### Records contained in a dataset
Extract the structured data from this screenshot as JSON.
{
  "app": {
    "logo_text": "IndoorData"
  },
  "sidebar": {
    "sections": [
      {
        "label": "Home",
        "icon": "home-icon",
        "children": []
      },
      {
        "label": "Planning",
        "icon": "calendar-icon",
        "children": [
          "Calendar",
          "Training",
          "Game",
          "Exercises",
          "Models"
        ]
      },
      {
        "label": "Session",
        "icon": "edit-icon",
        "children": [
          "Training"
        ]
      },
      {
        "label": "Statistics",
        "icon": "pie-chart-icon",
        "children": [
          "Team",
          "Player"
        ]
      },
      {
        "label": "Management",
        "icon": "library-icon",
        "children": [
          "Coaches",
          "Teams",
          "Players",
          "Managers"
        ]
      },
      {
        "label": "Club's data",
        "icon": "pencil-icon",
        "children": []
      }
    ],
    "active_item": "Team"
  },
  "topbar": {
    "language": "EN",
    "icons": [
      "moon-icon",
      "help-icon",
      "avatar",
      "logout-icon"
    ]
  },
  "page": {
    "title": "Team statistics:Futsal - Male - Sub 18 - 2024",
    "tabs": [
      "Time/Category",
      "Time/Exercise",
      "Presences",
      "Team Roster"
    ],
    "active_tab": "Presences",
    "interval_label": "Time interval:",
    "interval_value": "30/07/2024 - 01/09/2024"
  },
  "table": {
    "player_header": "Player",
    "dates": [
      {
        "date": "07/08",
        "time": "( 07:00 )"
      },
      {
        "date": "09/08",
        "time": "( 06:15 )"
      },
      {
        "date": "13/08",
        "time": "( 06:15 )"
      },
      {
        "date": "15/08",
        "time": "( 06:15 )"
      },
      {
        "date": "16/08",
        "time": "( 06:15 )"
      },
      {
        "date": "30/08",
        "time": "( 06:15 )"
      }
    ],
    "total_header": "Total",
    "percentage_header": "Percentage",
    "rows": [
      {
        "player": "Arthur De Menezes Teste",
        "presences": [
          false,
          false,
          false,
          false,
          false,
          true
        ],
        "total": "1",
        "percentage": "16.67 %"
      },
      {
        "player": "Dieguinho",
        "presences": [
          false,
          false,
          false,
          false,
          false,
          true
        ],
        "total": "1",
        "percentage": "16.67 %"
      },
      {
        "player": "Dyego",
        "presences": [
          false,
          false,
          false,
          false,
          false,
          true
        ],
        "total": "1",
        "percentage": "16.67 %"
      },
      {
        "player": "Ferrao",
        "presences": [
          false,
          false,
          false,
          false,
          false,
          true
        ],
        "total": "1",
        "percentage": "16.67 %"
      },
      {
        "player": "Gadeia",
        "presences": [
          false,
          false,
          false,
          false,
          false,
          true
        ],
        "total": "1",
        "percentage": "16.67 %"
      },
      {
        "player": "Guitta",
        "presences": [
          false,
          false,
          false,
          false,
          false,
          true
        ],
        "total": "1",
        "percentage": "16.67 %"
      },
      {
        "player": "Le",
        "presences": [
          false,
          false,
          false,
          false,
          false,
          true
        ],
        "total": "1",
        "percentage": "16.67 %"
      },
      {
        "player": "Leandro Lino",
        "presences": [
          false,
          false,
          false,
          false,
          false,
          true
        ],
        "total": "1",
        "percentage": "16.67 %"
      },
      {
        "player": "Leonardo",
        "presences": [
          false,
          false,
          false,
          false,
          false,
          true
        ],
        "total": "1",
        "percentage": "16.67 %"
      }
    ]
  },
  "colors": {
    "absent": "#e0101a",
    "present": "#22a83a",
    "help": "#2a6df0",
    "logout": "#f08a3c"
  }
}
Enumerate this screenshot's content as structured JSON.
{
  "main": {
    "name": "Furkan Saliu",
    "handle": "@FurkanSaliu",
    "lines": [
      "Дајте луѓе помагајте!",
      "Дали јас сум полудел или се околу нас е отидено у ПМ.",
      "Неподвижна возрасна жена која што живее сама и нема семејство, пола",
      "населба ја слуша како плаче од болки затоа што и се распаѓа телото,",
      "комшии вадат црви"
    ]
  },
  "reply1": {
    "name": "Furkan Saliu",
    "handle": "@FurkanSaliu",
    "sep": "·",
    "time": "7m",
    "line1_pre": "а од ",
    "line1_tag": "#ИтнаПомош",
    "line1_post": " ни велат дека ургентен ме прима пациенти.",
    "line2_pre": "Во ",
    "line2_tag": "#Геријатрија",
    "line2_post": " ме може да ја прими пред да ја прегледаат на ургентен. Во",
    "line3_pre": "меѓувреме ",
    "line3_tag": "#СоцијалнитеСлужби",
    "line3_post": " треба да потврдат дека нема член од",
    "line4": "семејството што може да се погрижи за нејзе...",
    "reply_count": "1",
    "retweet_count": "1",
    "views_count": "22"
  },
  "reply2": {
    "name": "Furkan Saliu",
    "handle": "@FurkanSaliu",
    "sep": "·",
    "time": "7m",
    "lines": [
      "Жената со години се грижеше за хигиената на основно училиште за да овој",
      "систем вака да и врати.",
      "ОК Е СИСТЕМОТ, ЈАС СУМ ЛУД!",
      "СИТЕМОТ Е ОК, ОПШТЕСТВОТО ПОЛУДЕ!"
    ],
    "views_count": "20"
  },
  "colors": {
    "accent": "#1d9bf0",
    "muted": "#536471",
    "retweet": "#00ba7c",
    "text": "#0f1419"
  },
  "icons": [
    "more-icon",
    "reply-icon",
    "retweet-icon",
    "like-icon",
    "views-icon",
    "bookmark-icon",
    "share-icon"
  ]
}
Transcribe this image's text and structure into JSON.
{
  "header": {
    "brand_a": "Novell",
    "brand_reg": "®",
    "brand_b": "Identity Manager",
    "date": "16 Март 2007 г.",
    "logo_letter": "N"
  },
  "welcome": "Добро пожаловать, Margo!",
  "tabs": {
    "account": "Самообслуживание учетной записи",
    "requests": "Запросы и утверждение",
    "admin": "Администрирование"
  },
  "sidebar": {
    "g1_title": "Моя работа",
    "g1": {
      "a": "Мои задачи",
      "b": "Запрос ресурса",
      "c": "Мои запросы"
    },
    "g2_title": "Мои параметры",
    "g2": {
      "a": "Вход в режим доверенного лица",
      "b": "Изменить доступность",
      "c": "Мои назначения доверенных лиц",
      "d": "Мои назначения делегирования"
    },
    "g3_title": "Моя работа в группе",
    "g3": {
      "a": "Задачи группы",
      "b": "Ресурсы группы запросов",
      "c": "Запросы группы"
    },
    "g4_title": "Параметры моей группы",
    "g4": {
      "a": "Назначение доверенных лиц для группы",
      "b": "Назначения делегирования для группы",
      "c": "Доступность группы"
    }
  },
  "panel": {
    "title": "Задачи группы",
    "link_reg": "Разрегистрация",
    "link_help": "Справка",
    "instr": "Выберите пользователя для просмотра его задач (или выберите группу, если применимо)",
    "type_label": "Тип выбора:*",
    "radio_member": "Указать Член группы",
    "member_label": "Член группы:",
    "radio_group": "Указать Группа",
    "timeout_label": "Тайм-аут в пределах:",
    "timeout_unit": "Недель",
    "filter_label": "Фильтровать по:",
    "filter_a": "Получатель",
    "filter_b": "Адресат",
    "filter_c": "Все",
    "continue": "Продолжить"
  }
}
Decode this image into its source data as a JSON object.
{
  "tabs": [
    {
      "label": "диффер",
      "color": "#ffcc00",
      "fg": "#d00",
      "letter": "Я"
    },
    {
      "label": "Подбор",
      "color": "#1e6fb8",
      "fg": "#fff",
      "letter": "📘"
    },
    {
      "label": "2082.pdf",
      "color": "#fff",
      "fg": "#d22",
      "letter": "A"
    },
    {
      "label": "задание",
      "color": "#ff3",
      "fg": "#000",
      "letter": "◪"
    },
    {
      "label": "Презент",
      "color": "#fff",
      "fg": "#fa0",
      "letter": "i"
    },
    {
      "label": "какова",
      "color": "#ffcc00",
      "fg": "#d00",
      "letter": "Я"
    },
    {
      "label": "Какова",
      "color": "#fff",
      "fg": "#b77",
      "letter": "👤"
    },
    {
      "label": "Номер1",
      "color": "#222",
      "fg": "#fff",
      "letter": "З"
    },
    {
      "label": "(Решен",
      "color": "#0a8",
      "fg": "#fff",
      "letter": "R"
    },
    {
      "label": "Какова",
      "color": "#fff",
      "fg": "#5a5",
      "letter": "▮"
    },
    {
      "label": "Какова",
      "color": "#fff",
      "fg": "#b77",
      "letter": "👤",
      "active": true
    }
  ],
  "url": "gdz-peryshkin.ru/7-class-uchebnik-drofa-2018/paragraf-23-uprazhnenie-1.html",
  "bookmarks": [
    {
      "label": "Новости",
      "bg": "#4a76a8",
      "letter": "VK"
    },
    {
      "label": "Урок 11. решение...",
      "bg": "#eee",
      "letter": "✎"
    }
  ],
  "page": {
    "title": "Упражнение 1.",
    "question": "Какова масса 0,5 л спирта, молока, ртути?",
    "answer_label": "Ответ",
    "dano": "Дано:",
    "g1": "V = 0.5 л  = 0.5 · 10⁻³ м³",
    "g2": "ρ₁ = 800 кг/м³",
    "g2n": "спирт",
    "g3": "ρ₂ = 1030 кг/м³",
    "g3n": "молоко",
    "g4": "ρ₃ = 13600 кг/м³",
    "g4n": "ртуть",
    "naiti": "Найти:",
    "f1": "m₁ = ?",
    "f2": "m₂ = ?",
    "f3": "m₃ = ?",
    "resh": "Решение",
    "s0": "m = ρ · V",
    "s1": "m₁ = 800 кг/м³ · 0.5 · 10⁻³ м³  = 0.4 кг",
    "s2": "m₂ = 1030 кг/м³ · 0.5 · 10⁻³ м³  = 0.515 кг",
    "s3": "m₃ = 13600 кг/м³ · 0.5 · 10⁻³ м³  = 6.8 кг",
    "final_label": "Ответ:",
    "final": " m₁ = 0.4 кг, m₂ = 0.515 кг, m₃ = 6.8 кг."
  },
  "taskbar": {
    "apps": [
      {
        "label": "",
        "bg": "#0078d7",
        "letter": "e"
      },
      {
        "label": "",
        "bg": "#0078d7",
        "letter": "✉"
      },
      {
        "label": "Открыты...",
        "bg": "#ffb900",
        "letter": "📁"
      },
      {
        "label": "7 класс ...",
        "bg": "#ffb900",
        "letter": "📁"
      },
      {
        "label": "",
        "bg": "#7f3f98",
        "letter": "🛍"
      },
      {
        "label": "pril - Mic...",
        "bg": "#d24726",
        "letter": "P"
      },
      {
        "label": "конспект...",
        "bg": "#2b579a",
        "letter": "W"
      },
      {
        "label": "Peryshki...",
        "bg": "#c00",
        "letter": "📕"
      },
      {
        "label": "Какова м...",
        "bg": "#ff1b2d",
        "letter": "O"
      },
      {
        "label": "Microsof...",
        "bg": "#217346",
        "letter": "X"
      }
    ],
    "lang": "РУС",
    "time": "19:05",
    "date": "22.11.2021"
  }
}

### EXERCISE
Spot every line that holds "делегирования" and copy it.

### CORRECT RESULT
      "d": "Мои назначения делегирования"
      "b": "Назначения делегирования для группы",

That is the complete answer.